(Data items)
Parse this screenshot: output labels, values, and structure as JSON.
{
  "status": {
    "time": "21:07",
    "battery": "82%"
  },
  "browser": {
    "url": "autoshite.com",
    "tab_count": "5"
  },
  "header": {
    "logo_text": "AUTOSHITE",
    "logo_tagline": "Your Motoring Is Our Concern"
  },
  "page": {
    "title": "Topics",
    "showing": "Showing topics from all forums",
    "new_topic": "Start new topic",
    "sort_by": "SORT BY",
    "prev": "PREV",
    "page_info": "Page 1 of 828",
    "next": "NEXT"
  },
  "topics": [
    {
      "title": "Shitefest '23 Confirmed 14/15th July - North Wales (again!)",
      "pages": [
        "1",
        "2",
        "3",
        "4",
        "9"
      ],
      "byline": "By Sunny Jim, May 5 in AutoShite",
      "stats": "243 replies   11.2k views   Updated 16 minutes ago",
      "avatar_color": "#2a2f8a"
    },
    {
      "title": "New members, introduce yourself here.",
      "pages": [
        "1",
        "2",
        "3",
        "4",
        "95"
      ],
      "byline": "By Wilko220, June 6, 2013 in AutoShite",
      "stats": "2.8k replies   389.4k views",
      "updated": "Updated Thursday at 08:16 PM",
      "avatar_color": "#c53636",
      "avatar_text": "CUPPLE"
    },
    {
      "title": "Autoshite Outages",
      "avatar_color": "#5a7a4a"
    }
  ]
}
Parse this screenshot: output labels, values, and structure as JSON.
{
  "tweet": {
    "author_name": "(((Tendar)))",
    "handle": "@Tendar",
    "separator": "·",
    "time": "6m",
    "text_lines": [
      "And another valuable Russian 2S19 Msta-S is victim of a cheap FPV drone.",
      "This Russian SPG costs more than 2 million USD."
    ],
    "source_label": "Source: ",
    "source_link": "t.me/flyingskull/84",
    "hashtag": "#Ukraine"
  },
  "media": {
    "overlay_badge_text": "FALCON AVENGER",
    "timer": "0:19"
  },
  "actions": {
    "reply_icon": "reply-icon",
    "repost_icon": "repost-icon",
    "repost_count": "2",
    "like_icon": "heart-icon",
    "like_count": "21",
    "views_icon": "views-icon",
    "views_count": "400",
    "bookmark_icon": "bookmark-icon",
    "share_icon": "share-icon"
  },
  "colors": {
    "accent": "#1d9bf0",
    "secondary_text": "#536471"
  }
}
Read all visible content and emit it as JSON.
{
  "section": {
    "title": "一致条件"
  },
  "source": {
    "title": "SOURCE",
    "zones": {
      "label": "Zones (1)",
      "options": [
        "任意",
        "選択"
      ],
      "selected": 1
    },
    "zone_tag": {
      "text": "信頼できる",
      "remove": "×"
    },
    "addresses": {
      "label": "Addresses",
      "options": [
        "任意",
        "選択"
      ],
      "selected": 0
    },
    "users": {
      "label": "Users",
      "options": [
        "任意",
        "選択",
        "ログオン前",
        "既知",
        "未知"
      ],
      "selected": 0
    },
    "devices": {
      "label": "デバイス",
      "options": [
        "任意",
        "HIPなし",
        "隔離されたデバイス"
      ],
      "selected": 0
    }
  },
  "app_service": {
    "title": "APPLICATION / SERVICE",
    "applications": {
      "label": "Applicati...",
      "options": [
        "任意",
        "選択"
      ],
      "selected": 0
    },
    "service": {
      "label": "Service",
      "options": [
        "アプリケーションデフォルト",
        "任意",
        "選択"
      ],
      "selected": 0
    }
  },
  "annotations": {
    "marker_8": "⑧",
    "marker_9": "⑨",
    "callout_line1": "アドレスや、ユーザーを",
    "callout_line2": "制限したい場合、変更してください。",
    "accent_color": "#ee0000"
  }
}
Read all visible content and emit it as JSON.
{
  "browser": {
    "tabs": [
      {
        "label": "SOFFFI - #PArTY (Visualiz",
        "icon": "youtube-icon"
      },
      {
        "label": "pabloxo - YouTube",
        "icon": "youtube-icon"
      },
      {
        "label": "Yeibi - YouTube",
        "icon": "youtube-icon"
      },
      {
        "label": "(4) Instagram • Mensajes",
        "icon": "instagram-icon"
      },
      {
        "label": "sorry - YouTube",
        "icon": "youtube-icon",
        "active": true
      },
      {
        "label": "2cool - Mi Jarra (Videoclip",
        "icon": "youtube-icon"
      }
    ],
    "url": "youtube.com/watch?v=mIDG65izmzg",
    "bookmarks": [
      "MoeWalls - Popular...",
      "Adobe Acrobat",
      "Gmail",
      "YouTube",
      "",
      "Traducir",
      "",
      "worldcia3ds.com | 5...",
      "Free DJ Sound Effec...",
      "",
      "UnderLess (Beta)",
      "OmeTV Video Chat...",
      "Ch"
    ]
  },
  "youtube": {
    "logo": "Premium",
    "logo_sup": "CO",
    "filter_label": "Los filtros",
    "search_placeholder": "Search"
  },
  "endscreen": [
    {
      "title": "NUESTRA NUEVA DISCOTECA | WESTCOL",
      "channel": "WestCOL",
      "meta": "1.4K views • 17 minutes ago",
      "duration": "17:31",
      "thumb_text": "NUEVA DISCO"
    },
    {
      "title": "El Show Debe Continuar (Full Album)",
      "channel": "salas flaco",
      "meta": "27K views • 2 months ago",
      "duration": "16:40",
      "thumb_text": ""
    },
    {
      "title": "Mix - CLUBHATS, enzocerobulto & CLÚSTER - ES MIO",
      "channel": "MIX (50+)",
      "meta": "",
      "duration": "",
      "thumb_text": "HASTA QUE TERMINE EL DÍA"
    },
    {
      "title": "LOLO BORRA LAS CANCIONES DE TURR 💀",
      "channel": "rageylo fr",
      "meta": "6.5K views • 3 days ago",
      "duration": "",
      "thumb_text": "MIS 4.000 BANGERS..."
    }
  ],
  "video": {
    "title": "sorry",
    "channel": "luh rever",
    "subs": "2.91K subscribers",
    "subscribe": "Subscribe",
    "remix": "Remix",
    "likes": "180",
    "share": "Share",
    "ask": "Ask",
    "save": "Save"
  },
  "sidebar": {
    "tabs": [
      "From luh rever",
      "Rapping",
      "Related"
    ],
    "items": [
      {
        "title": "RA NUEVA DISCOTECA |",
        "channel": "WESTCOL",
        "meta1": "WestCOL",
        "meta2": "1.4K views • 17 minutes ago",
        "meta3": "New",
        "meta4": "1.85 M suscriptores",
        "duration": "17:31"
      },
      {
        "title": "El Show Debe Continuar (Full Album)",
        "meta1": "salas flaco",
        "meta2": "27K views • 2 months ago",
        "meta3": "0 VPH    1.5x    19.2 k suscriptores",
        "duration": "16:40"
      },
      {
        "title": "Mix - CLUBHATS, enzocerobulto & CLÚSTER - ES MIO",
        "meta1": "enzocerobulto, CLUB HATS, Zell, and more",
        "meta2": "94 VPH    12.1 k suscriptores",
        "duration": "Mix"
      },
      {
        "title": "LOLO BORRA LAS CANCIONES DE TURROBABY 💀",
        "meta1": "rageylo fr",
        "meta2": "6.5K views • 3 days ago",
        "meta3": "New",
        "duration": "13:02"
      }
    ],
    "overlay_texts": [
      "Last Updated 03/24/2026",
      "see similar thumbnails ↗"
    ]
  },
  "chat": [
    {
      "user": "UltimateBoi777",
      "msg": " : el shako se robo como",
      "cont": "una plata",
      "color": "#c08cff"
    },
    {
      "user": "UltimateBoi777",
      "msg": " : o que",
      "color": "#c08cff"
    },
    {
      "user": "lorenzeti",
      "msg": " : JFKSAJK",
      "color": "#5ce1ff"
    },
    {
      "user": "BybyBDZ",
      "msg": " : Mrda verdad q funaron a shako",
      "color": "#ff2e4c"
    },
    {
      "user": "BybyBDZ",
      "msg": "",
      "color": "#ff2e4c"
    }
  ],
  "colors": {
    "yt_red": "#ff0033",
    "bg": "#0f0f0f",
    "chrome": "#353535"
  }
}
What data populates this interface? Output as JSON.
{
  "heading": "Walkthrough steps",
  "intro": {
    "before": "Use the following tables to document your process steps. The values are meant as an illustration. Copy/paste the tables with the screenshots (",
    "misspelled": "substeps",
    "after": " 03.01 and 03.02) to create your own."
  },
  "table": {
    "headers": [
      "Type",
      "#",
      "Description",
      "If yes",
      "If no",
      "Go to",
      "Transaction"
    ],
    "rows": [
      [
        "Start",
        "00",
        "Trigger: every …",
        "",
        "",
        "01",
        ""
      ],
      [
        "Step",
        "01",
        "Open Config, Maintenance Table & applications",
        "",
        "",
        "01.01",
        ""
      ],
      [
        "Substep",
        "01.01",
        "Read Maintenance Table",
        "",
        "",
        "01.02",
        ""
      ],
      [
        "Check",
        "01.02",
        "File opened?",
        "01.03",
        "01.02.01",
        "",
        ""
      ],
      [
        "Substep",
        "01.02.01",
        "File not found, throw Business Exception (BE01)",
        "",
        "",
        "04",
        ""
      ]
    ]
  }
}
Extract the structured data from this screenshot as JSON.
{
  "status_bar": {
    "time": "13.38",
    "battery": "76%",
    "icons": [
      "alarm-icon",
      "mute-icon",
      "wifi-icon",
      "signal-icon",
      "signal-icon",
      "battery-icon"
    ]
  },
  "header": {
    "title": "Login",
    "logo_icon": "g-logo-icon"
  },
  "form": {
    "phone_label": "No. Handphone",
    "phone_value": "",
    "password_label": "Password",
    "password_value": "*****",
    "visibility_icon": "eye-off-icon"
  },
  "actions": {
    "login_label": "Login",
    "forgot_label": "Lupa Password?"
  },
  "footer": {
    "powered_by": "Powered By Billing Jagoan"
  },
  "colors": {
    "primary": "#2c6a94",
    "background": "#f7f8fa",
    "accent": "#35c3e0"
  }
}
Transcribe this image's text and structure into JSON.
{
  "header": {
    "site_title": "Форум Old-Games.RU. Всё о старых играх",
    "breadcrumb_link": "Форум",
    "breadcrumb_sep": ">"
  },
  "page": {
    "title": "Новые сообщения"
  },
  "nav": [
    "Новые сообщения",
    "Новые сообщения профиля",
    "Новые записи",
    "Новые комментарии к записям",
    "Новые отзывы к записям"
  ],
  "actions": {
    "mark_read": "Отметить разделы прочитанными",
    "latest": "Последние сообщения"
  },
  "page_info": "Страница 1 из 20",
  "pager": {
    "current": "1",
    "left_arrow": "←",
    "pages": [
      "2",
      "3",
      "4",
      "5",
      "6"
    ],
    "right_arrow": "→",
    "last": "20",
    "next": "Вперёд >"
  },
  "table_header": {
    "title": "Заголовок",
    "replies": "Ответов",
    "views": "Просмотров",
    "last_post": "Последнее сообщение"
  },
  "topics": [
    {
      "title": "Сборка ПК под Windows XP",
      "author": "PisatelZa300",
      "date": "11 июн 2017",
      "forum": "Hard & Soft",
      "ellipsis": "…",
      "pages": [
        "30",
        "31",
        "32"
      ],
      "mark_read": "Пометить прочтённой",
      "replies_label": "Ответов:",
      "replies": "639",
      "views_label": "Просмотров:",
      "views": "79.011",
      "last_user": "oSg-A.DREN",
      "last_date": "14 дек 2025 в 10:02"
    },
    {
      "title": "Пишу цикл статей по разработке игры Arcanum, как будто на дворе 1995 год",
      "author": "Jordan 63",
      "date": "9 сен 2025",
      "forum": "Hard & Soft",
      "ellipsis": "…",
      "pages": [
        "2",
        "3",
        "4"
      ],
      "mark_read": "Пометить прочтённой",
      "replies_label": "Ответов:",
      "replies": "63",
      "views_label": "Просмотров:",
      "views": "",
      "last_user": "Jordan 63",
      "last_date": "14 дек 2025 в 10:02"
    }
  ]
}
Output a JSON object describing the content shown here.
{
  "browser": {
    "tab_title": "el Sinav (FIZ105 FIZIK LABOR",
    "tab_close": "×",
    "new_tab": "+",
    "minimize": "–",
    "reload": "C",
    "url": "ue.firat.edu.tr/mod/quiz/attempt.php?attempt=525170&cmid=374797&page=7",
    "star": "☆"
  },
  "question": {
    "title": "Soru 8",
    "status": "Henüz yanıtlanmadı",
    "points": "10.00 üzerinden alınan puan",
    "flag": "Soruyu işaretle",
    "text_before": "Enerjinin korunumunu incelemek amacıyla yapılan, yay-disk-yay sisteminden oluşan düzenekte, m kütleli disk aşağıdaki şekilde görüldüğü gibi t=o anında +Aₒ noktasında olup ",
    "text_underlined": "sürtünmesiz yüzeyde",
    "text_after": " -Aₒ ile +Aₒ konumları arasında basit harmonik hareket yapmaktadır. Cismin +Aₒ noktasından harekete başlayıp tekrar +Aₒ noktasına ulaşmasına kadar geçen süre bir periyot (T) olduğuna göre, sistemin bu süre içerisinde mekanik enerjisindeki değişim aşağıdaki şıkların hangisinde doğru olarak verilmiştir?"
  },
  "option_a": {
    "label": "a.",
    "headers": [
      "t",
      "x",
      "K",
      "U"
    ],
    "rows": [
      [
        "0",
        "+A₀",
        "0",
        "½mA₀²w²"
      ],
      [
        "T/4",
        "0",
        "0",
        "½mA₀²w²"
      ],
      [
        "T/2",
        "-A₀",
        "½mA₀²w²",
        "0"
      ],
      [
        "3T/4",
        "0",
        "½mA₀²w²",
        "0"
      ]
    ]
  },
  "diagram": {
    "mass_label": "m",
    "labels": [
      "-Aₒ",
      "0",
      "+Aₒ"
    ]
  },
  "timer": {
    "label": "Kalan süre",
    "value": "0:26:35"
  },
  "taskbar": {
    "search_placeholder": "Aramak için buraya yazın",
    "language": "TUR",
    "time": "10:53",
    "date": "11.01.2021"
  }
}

**TASK INSTRUCTIONS**
Which lines include the word "Debe"? List them all.

**OUTPUT FOR THIS EXERCISE**
      "title": "El Show Debe Continuar (Full Album)",
        "title": "El Show Debe Continuar (Full Album)",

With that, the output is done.